■ **Instruction**
Extract each line holding the word "icon" from the entries.

■ **Raw records**
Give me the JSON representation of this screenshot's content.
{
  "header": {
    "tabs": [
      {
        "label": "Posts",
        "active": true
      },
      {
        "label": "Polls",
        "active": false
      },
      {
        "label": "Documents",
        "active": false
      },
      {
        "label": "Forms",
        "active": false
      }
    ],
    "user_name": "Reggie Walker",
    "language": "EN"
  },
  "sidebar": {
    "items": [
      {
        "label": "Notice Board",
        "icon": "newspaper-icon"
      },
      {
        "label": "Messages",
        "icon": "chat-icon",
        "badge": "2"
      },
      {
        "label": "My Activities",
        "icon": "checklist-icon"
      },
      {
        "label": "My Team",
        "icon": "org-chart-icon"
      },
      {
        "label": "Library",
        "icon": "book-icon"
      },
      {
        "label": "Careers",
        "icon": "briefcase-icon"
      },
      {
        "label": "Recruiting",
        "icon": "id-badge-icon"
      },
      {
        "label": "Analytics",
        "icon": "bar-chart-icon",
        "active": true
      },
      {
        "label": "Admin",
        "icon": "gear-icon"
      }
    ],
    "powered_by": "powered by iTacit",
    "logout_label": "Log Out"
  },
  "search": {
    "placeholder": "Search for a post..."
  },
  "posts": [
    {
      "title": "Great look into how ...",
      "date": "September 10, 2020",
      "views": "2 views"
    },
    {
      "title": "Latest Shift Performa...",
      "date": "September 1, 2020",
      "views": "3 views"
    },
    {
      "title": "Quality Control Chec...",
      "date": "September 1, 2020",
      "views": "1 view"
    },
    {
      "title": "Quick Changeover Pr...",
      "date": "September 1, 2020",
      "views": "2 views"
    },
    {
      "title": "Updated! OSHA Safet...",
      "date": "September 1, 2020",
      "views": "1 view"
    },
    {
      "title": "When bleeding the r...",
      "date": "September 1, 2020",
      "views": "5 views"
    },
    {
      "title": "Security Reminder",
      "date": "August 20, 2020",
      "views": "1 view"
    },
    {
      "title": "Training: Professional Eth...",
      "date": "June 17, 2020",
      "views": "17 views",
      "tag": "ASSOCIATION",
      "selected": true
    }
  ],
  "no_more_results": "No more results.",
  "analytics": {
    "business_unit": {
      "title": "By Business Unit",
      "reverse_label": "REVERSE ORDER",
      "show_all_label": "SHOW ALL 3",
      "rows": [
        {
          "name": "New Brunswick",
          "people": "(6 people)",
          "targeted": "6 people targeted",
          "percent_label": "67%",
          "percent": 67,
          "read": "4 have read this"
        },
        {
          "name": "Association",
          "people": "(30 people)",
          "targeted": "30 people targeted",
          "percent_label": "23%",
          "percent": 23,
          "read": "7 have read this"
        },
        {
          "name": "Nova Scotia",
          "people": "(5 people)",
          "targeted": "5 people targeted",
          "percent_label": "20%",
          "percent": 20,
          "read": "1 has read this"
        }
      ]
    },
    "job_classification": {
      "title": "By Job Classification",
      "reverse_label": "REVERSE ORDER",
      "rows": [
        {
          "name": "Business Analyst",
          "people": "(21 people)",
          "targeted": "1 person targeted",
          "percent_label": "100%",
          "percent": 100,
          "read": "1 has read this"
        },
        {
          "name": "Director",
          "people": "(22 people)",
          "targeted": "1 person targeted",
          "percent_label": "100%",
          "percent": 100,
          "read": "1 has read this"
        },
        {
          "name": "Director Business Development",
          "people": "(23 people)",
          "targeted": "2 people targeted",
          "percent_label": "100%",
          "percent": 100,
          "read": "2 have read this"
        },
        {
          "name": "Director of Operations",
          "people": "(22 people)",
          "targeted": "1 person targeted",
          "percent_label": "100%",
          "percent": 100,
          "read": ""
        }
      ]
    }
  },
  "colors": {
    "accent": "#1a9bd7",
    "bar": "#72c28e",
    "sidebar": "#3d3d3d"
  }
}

■ **The answer**
        "icon": "newspaper-icon"
        "icon": "chat-icon",
        "icon": "checklist-icon"
        "icon": "org-chart-icon"
        "icon": "book-icon"
        "icon": "briefcase-icon"
        "icon": "id-badge-icon"
        "icon": "bar-chart-icon",
        "icon": "gear-icon"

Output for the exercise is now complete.